» Short problem
Print each line exactly as it is given.

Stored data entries
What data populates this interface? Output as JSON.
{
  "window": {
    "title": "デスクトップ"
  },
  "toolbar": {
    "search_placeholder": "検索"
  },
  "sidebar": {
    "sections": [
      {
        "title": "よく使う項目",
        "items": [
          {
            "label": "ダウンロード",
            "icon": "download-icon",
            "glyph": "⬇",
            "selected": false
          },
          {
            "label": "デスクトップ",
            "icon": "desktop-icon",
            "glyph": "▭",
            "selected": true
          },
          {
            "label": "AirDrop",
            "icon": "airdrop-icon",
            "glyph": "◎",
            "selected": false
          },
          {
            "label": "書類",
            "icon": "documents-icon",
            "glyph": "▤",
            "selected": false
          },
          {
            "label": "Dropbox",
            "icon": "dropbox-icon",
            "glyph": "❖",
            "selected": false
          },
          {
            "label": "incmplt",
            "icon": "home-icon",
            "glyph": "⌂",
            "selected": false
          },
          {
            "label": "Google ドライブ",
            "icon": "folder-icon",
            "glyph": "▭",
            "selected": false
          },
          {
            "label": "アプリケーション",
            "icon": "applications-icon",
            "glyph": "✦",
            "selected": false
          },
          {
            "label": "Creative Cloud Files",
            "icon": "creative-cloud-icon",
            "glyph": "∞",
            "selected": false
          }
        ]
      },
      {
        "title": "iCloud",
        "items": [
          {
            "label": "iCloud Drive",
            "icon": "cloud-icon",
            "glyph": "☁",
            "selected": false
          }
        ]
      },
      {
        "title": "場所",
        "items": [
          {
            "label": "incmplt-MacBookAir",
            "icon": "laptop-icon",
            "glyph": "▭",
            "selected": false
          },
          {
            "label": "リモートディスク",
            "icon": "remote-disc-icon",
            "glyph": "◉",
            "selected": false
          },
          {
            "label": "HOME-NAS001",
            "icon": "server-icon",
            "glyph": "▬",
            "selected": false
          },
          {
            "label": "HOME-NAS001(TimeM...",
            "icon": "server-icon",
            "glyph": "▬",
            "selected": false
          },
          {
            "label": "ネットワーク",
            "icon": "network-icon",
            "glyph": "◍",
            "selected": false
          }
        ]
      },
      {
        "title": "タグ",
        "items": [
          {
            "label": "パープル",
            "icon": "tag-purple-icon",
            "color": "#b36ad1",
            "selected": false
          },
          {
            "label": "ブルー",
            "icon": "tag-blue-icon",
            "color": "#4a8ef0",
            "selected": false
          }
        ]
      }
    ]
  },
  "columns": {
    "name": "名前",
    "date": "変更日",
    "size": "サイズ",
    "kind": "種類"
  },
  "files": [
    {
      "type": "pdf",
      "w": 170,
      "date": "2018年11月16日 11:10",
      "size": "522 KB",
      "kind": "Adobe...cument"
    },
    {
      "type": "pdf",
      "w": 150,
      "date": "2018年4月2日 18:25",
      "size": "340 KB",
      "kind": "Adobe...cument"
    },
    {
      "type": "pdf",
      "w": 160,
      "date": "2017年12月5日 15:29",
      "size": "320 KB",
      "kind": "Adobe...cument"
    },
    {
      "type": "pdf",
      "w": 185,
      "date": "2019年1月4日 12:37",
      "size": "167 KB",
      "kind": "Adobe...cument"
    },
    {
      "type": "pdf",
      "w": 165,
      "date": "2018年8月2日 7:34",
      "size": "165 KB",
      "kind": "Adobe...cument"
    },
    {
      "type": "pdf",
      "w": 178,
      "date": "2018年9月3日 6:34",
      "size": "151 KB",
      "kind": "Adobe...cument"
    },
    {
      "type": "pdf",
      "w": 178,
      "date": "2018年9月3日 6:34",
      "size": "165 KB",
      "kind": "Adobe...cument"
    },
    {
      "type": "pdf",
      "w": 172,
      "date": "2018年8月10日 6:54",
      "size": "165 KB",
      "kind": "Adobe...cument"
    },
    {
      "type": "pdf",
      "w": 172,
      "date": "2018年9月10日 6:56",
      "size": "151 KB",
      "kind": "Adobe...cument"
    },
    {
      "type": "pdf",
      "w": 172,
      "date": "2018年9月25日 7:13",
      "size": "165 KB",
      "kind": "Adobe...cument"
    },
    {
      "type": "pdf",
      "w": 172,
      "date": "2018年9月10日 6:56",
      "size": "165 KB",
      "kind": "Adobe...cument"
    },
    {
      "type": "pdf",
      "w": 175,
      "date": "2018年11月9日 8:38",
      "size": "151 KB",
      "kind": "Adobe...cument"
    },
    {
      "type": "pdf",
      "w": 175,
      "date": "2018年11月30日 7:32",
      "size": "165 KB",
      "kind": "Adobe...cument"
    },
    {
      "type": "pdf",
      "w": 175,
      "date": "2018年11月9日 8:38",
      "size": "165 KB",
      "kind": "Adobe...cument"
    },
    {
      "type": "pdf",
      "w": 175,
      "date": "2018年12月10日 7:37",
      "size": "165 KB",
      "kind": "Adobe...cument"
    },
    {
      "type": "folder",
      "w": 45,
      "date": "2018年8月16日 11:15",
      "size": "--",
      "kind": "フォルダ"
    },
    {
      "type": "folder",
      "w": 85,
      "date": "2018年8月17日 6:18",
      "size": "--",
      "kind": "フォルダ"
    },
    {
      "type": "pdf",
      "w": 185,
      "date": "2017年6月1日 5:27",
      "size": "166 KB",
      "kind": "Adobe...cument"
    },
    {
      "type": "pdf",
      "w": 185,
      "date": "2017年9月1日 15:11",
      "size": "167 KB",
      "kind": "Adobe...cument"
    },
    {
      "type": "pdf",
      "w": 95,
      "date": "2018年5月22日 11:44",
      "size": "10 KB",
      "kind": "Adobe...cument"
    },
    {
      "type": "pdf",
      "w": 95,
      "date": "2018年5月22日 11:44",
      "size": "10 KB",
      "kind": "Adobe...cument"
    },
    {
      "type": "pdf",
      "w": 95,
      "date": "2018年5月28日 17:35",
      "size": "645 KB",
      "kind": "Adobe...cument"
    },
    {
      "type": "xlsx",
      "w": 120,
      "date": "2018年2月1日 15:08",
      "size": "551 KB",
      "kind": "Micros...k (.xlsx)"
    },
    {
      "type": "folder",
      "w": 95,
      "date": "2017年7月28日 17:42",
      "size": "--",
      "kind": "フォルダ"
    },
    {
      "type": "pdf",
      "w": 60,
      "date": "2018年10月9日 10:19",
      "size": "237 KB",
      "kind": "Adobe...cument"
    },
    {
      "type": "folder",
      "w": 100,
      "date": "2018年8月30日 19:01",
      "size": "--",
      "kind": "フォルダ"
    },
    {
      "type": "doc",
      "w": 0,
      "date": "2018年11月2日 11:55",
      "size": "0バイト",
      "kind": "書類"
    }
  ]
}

» Task output
What data populates this interface? Output as JSON.
{
  "window": {
    "title": "デスクトップ"
  },
  "toolbar": {
    "search_placeholder": "検索"
  },
  "sidebar": {
    "sections": [
      {
        "title": "よく使う項目",
        "items": [
          {
            "label": "ダウンロード",
            "icon": "download-icon",
            "glyph": "⬇",
            "selected": false
          },
          {
            "label": "デスクトップ",
            "icon": "desktop-icon",
            "glyph": "▭",
            "selected": true
          },
          {
            "label": "AirDrop",
            "icon": "airdrop-icon",
            "glyph": "◎",
            "selected": false
          },
          {
            "label": "書類",
            "icon": "documents-icon",
            "glyph": "▤",
            "selected": false
          },
          {
            "label": "Dropbox",
            "icon": "dropbox-icon",
            "glyph": "❖",
            "selected": false
          },
          {
            "label": "incmplt",
            "icon": "home-icon",
            "glyph": "⌂",
            "selected": false
          },
          {
            "label": "Google ドライブ",
            "icon": "folder-icon",
            "glyph": "▭",
            "selected": false
          },
          {
            "label": "アプリケーション",
            "icon": "applications-icon",
            "glyph": "✦",
            "selected": false
          },
          {
            "label": "Creative Cloud Files",
            "icon": "creative-cloud-icon",
            "glyph": "∞",
            "selected": false
          }
        ]
      },
      {
        "title": "iCloud",
        "items": [
          {
            "label": "iCloud Drive",
            "icon": "cloud-icon",
            "glyph": "☁",
            "selected": false
          }
        ]
      },
      {
        "title": "場所",
        "items": [
          {
            "label": "incmplt-MacBookAir",
            "icon": "laptop-icon",
            "glyph": "▭",
            "selected": false
          },
          {
            "label": "リモートディスク",
            "icon": "remote-disc-icon",
            "glyph": "◉",
            "selected": false
          },
          {
            "label": "HOME-NAS001",
            "icon": "server-icon",
            "glyph": "▬",
            "selected": false
          },
          {
            "label": "HOME-NAS001(TimeM...",
            "icon": "server-icon",
            "glyph": "▬",
            "selected": false
          },
          {
            "label": "ネットワーク",
            "icon": "network-icon",
            "glyph": "◍",
            "selected": false
          }
        ]
      },
      {
        "title": "タグ",
        "items": [
          {
            "label": "パープル",
            "icon": "tag-purple-icon",
            "color": "#b36ad1",
            "selected": false
          },
          {
            "label": "ブルー",
            "icon": "tag-blue-icon",
            "color": "#4a8ef0",
            "selected": false
          }
        ]
      }
    ]
  },
  "columns": {
    "name": "名前",
    "date": "変更日",
    "size": "サイズ",
    "kind": "種類"
  },
  "files": [
    {
      "type": "pdf",
      "w": 170,
      "date": "2018年11月16日 11:10",
      "size": "522 KB",
      "kind": "Adobe...cument"
    },
    {
      "type": "pdf",
      "w": 150,
      "date": "2018年4月2日 18:25",
      "size": "340 KB",
      "kind": "Adobe...cument"
    },
    {
      "type": "pdf",
      "w": 160,
      "date": "2017年12月5日 15:29",
      "size": "320 KB",
      "kind": "Adobe...cument"
    },
    {
      "type": "pdf",
      "w": 185,
      "date": "2019年1月4日 12:37",
      "size": "167 KB",
      "kind": "Adobe...cument"
    },
    {
      "type": "pdf",
      "w": 165,
      "date": "2018年8月2日 7:34",
      "size": "165 KB",
      "kind": "Adobe...cument"
    },
    {
      "type": "pdf",
      "w": 178,
      "date": "2018年9月3日 6:34",
      "size": "151 KB",
      "kind": "Adobe...cument"
    },
    {
      "type": "pdf",
      "w": 178,
      "date": "2018年9月3日 6:34",
      "size": "165 KB",
      "kind": "Adobe...cument"
    },
    {
      "type": "pdf",
      "w": 172,
      "date": "2018年8月10日 6:54",
      "size": "165 KB",
      "kind": "Adobe...cument"
    },
    {
      "type": "pdf",
      "w": 172,
      "date": "2018年9月10日 6:56",
      "size": "151 KB",
      "kind": "Adobe...cument"
    },
    {
      "type": "pdf",
      "w": 172,
      "date": "2018年9月25日 7:13",
      "size": "165 KB",
      "kind": "Adobe...cument"
    },
    {
      "type": "pdf",
      "w": 172,
      "date": "2018年9月10日 6:56",
      "size": "165 KB",
      "kind": "Adobe...cument"
    },
    {
      "type": "pdf",
      "w": 175,
      "date": "2018年11月9日 8:38",
      "size": "151 KB",
      "kind": "Adobe...cument"
    },
    {
      "type": "pdf",
      "w": 175,
      "date": "2018年11月30日 7:32",
      "size": "165 KB",
      "kind": "Adobe...cument"
    },
    {
      "type": "pdf",
      "w": 175,
      "date": "2018年11月9日 8:38",
      "size": "165 KB",
      "kind": "Adobe...cument"
    },
    {
      "type": "pdf",
      "w": 175,
      "date": "2018年12月10日 7:37",
      "size": "165 KB",
      "kind": "Adobe...cument"
    },
    {
      "type": "folder",
      "w": 45,
      "date": "2018年8月16日 11:15",
      "size": "--",
      "kind": "フォルダ"
    },
    {
      "type": "folder",
      "w": 85,
      "date": "2018年8月17日 6:18",
      "size": "--",
      "kind": "フォルダ"
    },
    {
      "type": "pdf",
      "w": 185,
      "date": "2017年6月1日 5:27",
      "size": "166 KB",
      "kind": "Adobe...cument"
    },
    {
      "type": "pdf",
      "w": 185,
      "date": "2017年9月1日 15:11",
      "size": "167 KB",
      "kind": "Adobe...cument"
    },
    {
      "type": "pdf",
      "w": 95,
      "date": "2018年5月22日 11:44",
      "size": "10 KB",
      "kind": "Adobe...cument"
    },
    {
      "type": "pdf",
      "w": 95,
      "date": "2018年5月22日 11:44",
      "size": "10 KB",
      "kind": "Adobe...cument"
    },
    {
      "type": "pdf",
      "w": 95,
      "date": "2018年5月28日 17:35",
      "size": "645 KB",
      "kind": "Adobe...cument"
    },
    {
      "type": "xlsx",
      "w": 120,
      "date": "2018年2月1日 15:08",
      "size": "551 KB",
      "kind": "Micros...k (.xlsx)"
    },
    {
      "type": "folder",
      "w": 95,
      "date": "2017年7月28日 17:42",
      "size": "--",
      "kind": "フォルダ"
    },
    {
      "type": "pdf",
      "w": 60,
      "date": "2018年10月9日 10:19",
      "size": "237 KB",
      "kind": "Adobe...cument"
    },
    {
      "type": "folder",
      "w": 100,
      "date": "2018年8月30日 19:01",
      "size": "--",
      "kind": "フォルダ"
    },
    {
      "type": "doc",
      "w": 0,
      "date": "2018年11月2日 11:55",
      "size": "0バイト",
      "kind": "書類"
    }
  ]
}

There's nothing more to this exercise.